▶ AIM OF THE TASK
Go over the entries below line by line, copying each one that contains the word "ageGreeting".

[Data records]
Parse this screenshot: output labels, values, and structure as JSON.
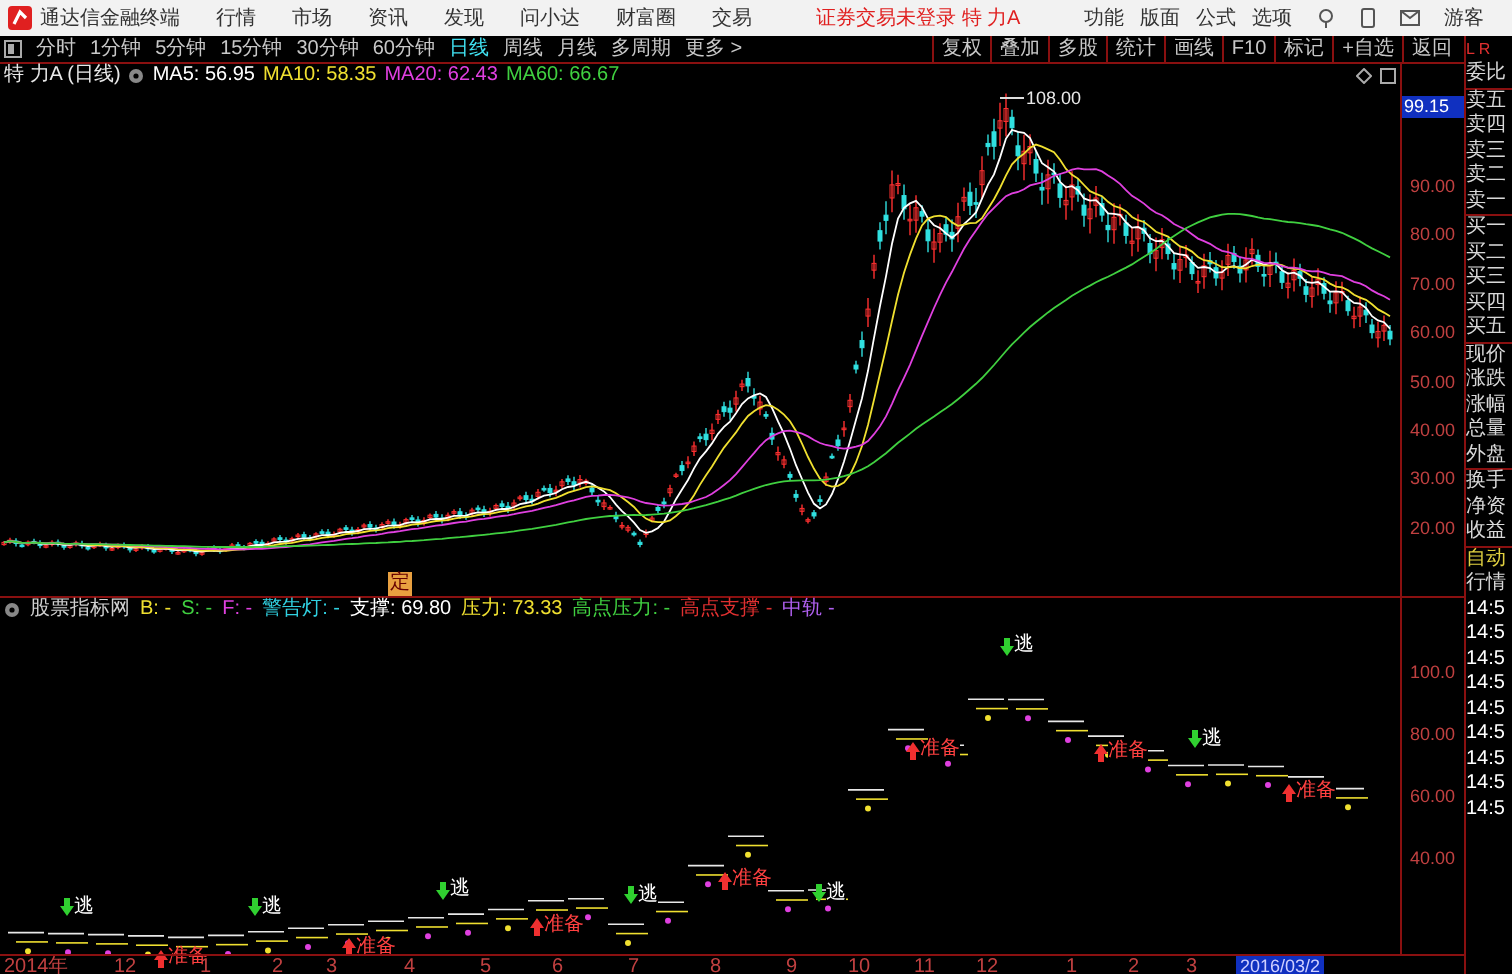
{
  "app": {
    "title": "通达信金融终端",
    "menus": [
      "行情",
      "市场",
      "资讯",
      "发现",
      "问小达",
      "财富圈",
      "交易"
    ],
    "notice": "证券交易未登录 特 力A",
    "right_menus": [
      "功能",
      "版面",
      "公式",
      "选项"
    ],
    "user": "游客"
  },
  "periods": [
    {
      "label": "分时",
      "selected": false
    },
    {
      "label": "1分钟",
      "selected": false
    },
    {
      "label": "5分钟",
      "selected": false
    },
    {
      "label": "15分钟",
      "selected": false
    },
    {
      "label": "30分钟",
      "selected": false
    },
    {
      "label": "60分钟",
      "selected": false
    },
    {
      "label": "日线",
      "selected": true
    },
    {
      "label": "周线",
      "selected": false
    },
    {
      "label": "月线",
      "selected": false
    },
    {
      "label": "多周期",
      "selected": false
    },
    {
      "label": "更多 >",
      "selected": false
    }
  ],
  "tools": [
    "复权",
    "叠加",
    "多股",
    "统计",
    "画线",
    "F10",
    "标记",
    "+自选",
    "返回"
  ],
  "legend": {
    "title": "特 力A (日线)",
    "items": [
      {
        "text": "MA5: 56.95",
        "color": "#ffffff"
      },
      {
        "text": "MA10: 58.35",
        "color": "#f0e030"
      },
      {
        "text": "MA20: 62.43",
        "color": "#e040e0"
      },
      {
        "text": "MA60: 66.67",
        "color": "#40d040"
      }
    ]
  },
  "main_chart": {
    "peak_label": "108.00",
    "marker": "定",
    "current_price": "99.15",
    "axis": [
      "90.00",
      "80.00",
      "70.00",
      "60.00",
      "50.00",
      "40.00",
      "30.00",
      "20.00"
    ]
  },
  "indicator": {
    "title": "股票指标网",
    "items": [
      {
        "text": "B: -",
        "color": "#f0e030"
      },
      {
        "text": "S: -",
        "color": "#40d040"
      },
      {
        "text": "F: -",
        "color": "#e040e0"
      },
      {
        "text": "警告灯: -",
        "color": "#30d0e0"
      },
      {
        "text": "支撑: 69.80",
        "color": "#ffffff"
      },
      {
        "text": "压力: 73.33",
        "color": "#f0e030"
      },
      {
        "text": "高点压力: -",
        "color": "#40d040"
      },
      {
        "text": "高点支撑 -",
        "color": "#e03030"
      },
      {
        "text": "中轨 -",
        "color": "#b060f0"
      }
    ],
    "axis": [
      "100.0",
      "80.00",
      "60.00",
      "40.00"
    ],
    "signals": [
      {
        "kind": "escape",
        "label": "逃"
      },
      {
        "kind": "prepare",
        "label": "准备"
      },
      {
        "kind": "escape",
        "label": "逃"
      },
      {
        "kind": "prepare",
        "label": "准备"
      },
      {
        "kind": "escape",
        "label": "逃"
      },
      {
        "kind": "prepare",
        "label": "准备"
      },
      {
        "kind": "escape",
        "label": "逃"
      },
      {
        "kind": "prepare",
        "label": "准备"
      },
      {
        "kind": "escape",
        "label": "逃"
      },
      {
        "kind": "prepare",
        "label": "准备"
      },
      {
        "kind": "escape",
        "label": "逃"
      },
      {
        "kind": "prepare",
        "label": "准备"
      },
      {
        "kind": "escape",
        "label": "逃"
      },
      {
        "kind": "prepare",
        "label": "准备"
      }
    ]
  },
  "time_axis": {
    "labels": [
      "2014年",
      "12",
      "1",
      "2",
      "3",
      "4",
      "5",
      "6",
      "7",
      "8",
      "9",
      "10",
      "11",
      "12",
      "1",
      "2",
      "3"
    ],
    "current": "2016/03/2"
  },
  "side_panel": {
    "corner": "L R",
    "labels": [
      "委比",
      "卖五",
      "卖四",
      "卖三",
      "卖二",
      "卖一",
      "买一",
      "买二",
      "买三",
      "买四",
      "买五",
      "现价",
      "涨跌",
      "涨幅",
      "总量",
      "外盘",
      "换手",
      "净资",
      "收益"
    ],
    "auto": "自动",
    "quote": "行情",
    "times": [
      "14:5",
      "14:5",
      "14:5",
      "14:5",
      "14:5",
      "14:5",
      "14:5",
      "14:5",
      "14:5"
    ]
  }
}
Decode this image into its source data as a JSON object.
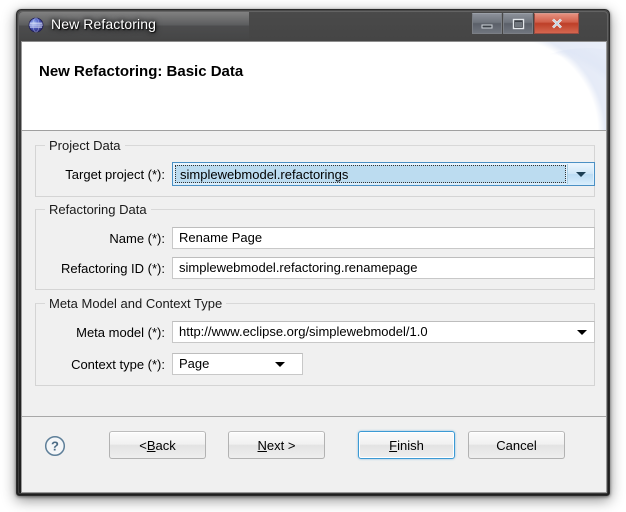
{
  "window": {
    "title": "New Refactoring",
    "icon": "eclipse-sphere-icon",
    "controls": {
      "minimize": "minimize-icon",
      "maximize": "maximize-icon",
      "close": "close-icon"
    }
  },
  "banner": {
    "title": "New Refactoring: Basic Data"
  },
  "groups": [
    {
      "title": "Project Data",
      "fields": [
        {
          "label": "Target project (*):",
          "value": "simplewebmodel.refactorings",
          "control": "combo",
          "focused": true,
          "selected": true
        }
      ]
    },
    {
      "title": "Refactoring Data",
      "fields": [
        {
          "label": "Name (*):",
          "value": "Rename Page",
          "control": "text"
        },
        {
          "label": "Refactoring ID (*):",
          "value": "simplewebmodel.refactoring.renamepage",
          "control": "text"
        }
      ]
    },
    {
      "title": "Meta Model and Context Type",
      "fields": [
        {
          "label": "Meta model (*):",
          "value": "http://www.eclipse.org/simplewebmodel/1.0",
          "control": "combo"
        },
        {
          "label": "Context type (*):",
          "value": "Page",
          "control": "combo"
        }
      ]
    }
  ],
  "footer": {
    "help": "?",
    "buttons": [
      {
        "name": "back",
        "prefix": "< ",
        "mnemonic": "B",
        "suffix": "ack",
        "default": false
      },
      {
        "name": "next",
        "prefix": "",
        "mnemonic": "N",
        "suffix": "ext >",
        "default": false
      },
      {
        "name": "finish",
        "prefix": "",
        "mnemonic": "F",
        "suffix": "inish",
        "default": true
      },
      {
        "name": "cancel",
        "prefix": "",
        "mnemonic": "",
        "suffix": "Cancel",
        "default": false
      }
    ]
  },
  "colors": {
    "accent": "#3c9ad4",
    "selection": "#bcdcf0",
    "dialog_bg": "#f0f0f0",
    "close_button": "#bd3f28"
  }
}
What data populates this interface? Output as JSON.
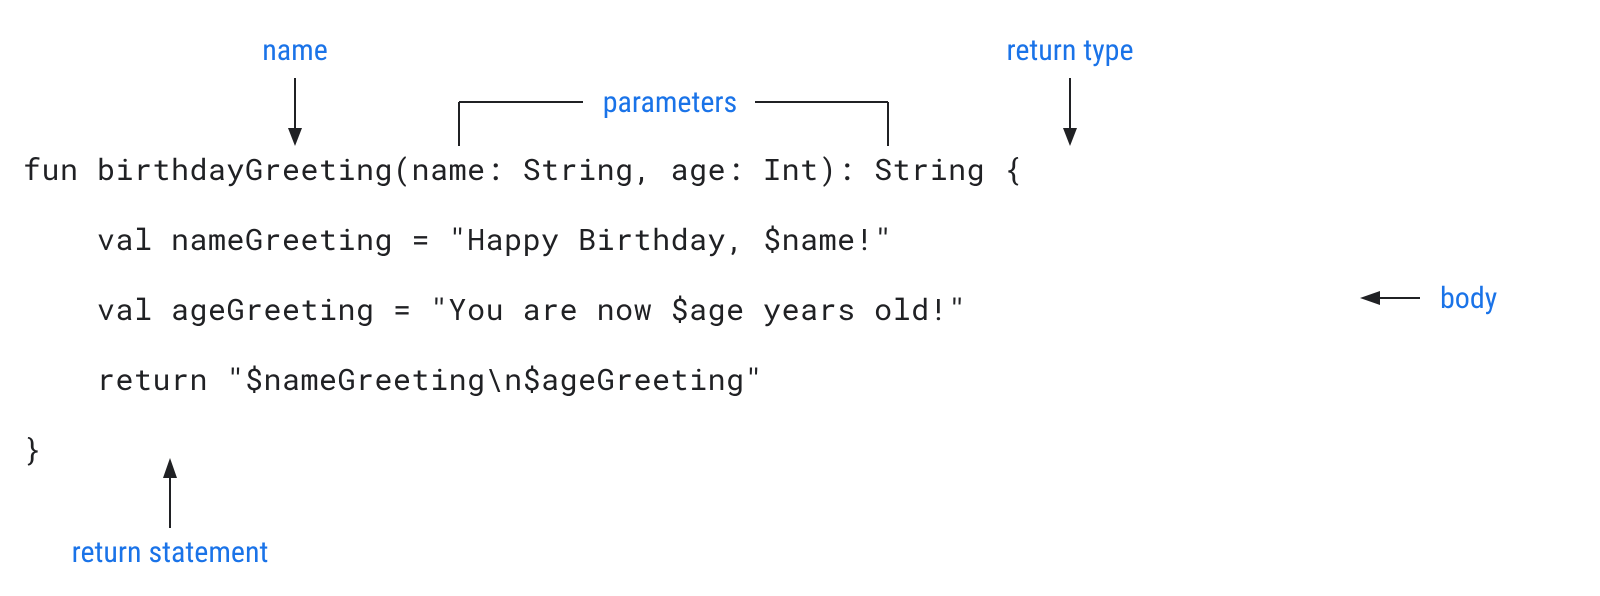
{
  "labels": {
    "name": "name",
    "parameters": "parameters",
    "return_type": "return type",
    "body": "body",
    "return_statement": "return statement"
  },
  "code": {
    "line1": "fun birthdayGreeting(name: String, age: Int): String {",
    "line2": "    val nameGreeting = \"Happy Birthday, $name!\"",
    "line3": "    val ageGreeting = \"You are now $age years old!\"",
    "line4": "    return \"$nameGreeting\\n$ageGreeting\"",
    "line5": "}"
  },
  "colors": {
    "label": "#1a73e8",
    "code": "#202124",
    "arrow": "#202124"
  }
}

▶ IN RESPONSE
    "line3": "    val ageGreeting = \"You are now $age years old!\"",
    "line4": "    return \"$nameGreeting\\n$ageGreeting\"",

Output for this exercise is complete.